• PROBLEM TO SOLVE
Quote all of the data below exactly, please.

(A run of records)
..........
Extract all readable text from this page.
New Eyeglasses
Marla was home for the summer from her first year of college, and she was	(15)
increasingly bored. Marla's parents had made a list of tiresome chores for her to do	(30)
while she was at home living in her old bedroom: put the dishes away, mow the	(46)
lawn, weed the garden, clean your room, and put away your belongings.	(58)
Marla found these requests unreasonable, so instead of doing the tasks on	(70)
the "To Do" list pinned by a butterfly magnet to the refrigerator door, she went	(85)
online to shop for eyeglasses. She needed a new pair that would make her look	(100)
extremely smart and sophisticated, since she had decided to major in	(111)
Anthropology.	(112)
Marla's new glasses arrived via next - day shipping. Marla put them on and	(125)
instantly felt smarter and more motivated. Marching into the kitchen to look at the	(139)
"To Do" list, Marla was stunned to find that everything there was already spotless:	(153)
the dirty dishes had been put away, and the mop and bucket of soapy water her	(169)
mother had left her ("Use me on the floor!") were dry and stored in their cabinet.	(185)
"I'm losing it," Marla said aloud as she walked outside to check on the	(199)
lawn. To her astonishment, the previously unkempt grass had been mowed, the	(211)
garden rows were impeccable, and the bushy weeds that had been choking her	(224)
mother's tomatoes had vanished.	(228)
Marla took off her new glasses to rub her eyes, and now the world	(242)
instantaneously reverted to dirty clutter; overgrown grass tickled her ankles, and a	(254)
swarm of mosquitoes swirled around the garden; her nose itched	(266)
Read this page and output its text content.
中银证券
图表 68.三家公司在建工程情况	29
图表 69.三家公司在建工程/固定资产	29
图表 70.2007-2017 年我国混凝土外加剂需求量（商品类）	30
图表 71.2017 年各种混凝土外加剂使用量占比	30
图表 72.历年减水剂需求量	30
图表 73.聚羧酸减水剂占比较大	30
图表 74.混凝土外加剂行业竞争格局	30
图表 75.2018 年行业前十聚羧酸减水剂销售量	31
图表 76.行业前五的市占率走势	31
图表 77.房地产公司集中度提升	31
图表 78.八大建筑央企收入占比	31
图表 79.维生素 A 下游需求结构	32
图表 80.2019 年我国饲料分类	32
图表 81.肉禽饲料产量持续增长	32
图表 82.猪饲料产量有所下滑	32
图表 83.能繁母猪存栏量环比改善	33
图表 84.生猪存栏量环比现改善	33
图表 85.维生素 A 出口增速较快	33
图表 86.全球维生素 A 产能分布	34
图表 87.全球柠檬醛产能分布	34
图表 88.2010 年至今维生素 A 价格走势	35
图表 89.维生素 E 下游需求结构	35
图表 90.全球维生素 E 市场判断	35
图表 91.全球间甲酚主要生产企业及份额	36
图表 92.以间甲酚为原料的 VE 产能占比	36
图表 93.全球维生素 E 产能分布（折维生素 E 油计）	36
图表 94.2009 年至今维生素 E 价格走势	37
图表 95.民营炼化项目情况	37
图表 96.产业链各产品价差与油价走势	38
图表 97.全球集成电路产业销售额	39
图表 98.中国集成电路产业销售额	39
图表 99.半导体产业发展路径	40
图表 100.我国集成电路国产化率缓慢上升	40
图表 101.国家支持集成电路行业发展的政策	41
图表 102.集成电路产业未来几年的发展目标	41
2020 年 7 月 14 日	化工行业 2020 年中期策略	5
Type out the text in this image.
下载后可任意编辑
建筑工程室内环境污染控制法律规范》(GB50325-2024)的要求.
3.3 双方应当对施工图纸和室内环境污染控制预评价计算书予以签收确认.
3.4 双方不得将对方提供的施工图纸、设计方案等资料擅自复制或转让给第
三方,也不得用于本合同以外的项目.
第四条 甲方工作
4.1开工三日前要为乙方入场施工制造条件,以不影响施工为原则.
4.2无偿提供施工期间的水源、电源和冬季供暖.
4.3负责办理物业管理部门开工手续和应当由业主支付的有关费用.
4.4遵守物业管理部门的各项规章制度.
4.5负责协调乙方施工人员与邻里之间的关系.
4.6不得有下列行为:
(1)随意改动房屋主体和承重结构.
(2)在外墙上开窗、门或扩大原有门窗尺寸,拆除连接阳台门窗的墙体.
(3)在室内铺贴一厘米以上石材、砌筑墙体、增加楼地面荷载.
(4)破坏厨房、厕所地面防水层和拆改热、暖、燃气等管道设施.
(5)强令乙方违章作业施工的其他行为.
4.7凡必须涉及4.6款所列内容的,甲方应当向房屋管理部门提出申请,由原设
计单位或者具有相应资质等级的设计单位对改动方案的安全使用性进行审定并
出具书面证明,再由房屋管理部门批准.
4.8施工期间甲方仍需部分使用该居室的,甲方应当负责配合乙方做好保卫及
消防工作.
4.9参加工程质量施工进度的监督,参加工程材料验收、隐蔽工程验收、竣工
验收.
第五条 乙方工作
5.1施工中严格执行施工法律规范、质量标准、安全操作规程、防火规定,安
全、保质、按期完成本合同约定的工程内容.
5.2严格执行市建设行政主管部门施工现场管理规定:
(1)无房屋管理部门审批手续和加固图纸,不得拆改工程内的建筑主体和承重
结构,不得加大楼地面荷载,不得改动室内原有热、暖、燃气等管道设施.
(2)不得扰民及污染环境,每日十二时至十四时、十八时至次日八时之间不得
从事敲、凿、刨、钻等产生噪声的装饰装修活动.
..........
• WRITTEN REPLY
Extract all readable text from this page.
New Eyeglasses
Marla was home for the summer from her first year of college, and she was	(15)
increasingly bored. Marla's parents had made a list of tiresome chores for her to do	(30)
while she was at home living in her old bedroom: put the dishes away, mow the	(46)
lawn, weed the garden, clean your room, and put away your belongings.	(58)
Marla found these requests unreasonable, so instead of doing the tasks on	(70)
the "To Do" list pinned by a butterfly magnet to the refrigerator door, she went	(85)
online to shop for eyeglasses. She needed a new pair that would make her look	(100)
extremely smart and sophisticated, since she had decided to major in	(111)
Anthropology.	(112)
Marla's new glasses arrived via next - day shipping. Marla put them on and	(125)
instantly felt smarter and more motivated. Marching into the kitchen to look at the	(139)
"To Do" list, Marla was stunned to find that everything there was already spotless:	(153)
the dirty dishes had been put away, and the mop and bucket of soapy water her	(169)
mother had left her ("Use me on the floor!") were dry and stored in their cabinet.	(185)
"I'm losing it," Marla said aloud as she walked outside to check on the	(199)
lawn. To her astonishment, the previously unkempt grass had been mowed, the	(211)
garden rows were impeccable, and the bushy weeds that had been choking her	(224)
mother's tomatoes had vanished.	(228)
Marla took off her new glasses to rub her eyes, and now the world	(242)
instantaneously reverted to dirty clutter; overgrown grass tickled her ankles, and a	(254)
swarm of mosquitoes swirled around the garden; her nose itched	(266)
Read this page and output its text content.
中银证券
图表 68.三家公司在建工程情况	29
图表 69.三家公司在建工程/固定资产	29
图表 70.2007-2017 年我国混凝土外加剂需求量（商品类）	30
图表 71.2017 年各种混凝土外加剂使用量占比	30
图表 72.历年减水剂需求量	30
图表 73.聚羧酸减水剂占比较大	30
图表 74.混凝土外加剂行业竞争格局	30
图表 75.2018 年行业前十聚羧酸减水剂销售量	31
图表 76.行业前五的市占率走势	31
图表 77.房地产公司集中度提升	31
图表 78.八大建筑央企收入占比	31
图表 79.维生素 A 下游需求结构	32
图表 80.2019 年我国饲料分类	32
图表 81.肉禽饲料产量持续增长	32
图表 82.猪饲料产量有所下滑	32
图表 83.能繁母猪存栏量环比改善	33
图表 84.生猪存栏量环比现改善	33
图表 85.维生素 A 出口增速较快	33
图表 86.全球维生素 A 产能分布	34
图表 87.全球柠檬醛产能分布	34
图表 88.2010 年至今维生素 A 价格走势	35
图表 89.维生素 E 下游需求结构	35
图表 90.全球维生素 E 市场判断	35
图表 91.全球间甲酚主要生产企业及份额	36
图表 92.以间甲酚为原料的 VE 产能占比	36
图表 93.全球维生素 E 产能分布（折维生素 E 油计）	36
图表 94.2009 年至今维生素 E 价格走势	37
图表 95.民营炼化项目情况	37
图表 96.产业链各产品价差与油价走势	38
图表 97.全球集成电路产业销售额	39
图表 98.中国集成电路产业销售额	39
图表 99.半导体产业发展路径	40
图表 100.我国集成电路国产化率缓慢上升	40
图表 101.国家支持集成电路行业发展的政策	41
图表 102.集成电路产业未来几年的发展目标	41
2020 年 7 月 14 日	化工行业 2020 年中期策略	5
Type out the text in this image.
下载后可任意编辑
建筑工程室内环境污染控制法律规范》(GB50325-2024)的要求.
3.3 双方应当对施工图纸和室内环境污染控制预评价计算书予以签收确认.
3.4 双方不得将对方提供的施工图纸、设计方案等资料擅自复制或转让给第
三方,也不得用于本合同以外的项目.
第四条 甲方工作
4.1开工三日前要为乙方入场施工制造条件,以不影响施工为原则.
4.2无偿提供施工期间的水源、电源和冬季供暖.
4.3负责办理物业管理部门开工手续和应当由业主支付的有关费用.
4.4遵守物业管理部门的各项规章制度.
4.5负责协调乙方施工人员与邻里之间的关系.
4.6不得有下列行为:
(1)随意改动房屋主体和承重结构.
(2)在外墙上开窗、门或扩大原有门窗尺寸,拆除连接阳台门窗的墙体.
(3)在室内铺贴一厘米以上石材、砌筑墙体、增加楼地面荷载.
(4)破坏厨房、厕所地面防水层和拆改热、暖、燃气等管道设施.
(5)强令乙方违章作业施工的其他行为.
4.7凡必须涉及4.6款所列内容的,甲方应当向房屋管理部门提出申请,由原设
计单位或者具有相应资质等级的设计单位对改动方案的安全使用性进行审定并
出具书面证明,再由房屋管理部门批准.
4.8施工期间甲方仍需部分使用该居室的,甲方应当负责配合乙方做好保卫及
消防工作.
4.9参加工程质量施工进度的监督,参加工程材料验收、隐蔽工程验收、竣工
验收.
第五条 乙方工作
5.1施工中严格执行施工法律规范、质量标准、安全操作规程、防火规定,安
全、保质、按期完成本合同约定的工程内容.
5.2严格执行市建设行政主管部门施工现场管理规定:
(1)无房屋管理部门审批手续和加固图纸,不得拆改工程内的建筑主体和承重
结构,不得加大楼地面荷载,不得改动室内原有热、暖、燃气等管道设施.
(2)不得扰民及污染环境,每日十二时至十四时、十八时至次日八时之间不得
从事敲、凿、刨、钻等产生噪声的装饰装修活动.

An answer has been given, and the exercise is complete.